_SHORT EXERCISE_:
Omit any picture, and return the remaining data exactly as written.
>> begin
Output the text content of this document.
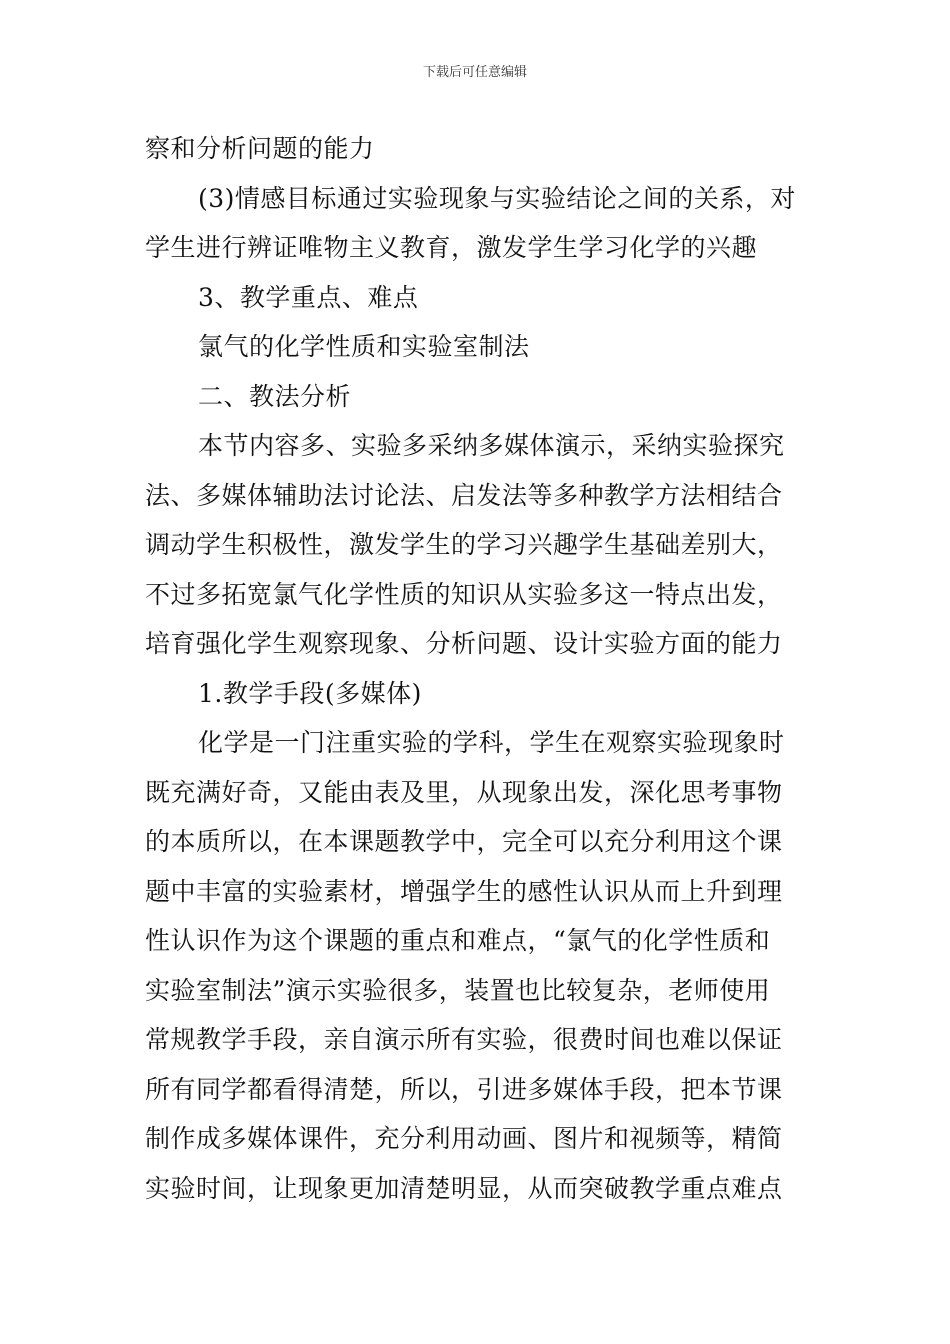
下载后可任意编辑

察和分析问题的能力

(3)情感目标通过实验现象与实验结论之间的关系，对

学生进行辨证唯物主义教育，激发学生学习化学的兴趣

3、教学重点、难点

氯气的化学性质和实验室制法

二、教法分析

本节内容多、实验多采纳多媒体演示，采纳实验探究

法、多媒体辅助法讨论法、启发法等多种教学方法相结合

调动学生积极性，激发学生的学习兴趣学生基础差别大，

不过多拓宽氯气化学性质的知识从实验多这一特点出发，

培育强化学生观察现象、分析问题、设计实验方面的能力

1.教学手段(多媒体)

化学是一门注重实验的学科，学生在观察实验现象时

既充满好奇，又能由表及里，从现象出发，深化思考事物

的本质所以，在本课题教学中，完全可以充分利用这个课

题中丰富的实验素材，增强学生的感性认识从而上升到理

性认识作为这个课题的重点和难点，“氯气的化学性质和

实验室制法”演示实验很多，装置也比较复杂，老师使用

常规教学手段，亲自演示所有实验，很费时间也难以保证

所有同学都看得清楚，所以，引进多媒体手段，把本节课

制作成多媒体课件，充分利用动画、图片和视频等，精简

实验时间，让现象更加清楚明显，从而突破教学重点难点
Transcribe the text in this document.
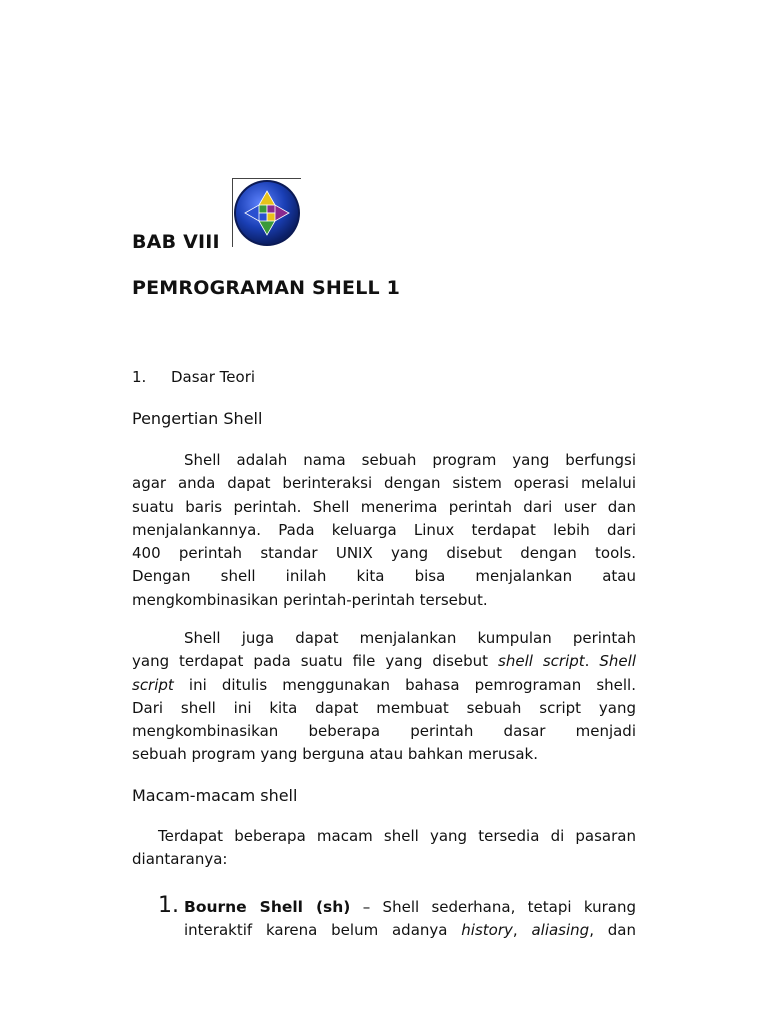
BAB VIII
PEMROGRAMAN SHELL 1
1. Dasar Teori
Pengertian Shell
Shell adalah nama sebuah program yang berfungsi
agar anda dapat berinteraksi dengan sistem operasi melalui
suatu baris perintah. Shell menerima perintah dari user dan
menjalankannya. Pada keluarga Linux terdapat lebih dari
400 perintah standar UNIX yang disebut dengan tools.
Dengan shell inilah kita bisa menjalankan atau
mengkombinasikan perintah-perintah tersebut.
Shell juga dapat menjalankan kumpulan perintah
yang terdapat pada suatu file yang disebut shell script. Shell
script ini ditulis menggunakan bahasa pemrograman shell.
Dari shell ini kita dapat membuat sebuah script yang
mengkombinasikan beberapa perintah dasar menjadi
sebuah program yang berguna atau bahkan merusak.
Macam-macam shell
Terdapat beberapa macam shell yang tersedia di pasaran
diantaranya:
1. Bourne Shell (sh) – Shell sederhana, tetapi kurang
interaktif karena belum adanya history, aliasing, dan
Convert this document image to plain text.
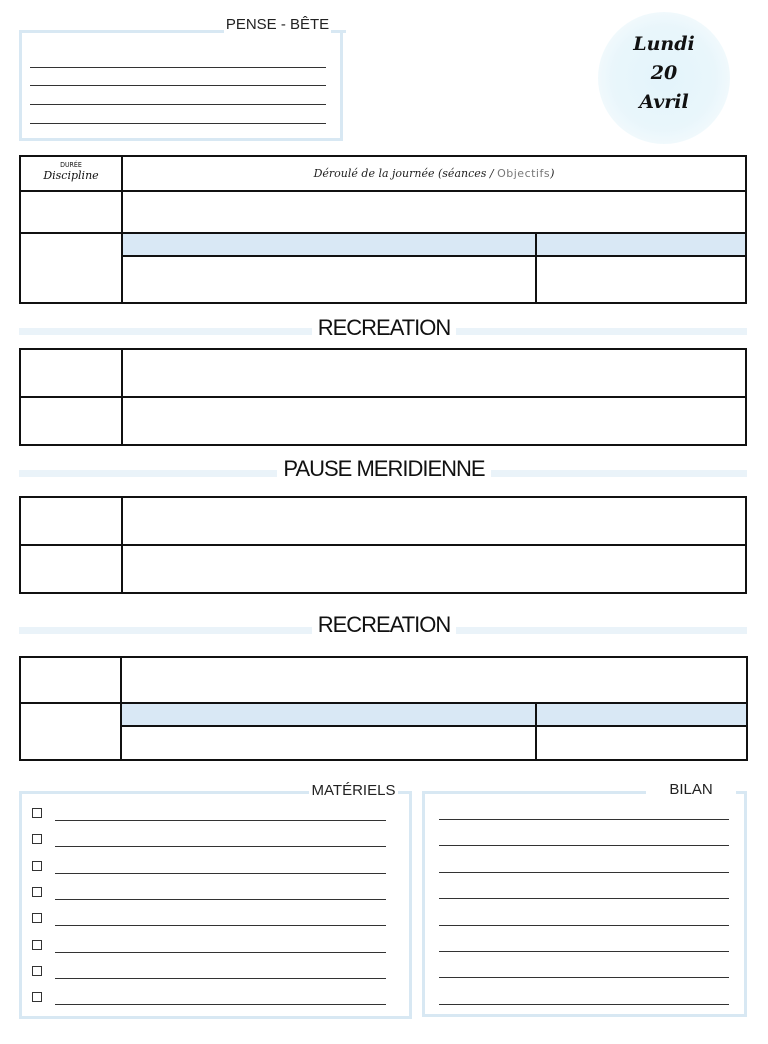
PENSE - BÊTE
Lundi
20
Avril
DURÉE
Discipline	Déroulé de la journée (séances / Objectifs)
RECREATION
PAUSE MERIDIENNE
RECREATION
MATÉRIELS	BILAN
>> end
_PROBLEM SOLUTION_:
Output the text content of this document.
下载后可任意编辑

察和分析问题的能力

(3)情感目标通过实验现象与实验结论之间的关系，对

学生进行辨证唯物主义教育，激发学生学习化学的兴趣

3、教学重点、难点

氯气的化学性质和实验室制法

二、教法分析

本节内容多、实验多采纳多媒体演示，采纳实验探究

法、多媒体辅助法讨论法、启发法等多种教学方法相结合

调动学生积极性，激发学生的学习兴趣学生基础差别大，

不过多拓宽氯气化学性质的知识从实验多这一特点出发，

培育强化学生观察现象、分析问题、设计实验方面的能力

1.教学手段(多媒体)

化学是一门注重实验的学科，学生在观察实验现象时

既充满好奇，又能由表及里，从现象出发，深化思考事物

的本质所以，在本课题教学中，完全可以充分利用这个课

题中丰富的实验素材，增强学生的感性认识从而上升到理

性认识作为这个课题的重点和难点，“氯气的化学性质和

实验室制法”演示实验很多，装置也比较复杂，老师使用

常规教学手段，亲自演示所有实验，很费时间也难以保证

所有同学都看得清楚，所以，引进多媒体手段，把本节课

制作成多媒体课件，充分利用动画、图片和视频等，精简

实验时间，让现象更加清楚明显，从而突破教学重点难点
Transcribe the text in this document.
BAB VIII
PEMROGRAMAN SHELL 1
1. Dasar Teori
Pengertian Shell
Shell adalah nama sebuah program yang berfungsi
agar anda dapat berinteraksi dengan sistem operasi melalui
suatu baris perintah. Shell menerima perintah dari user dan
menjalankannya. Pada keluarga Linux terdapat lebih dari
400 perintah standar UNIX yang disebut dengan tools.
Dengan shell inilah kita bisa menjalankan atau
mengkombinasikan perintah-perintah tersebut.
Shell juga dapat menjalankan kumpulan perintah
yang terdapat pada suatu file yang disebut shell script. Shell
script ini ditulis menggunakan bahasa pemrograman shell.
Dari shell ini kita dapat membuat sebuah script yang
mengkombinasikan beberapa perintah dasar menjadi
sebuah program yang berguna atau bahkan merusak.
Macam-macam shell
Terdapat beberapa macam shell yang tersedia di pasaran
diantaranya:
1. Bourne Shell (sh) – Shell sederhana, tetapi kurang
interaktif karena belum adanya history, aliasing, dan
Convert this document image to plain text.
PENSE - BÊTE
Lundi
20
Avril
DURÉE
Discipline	Déroulé de la journée (séances / Objectifs)
RECREATION
PAUSE MERIDIENNE
RECREATION
MATÉRIELS	BILAN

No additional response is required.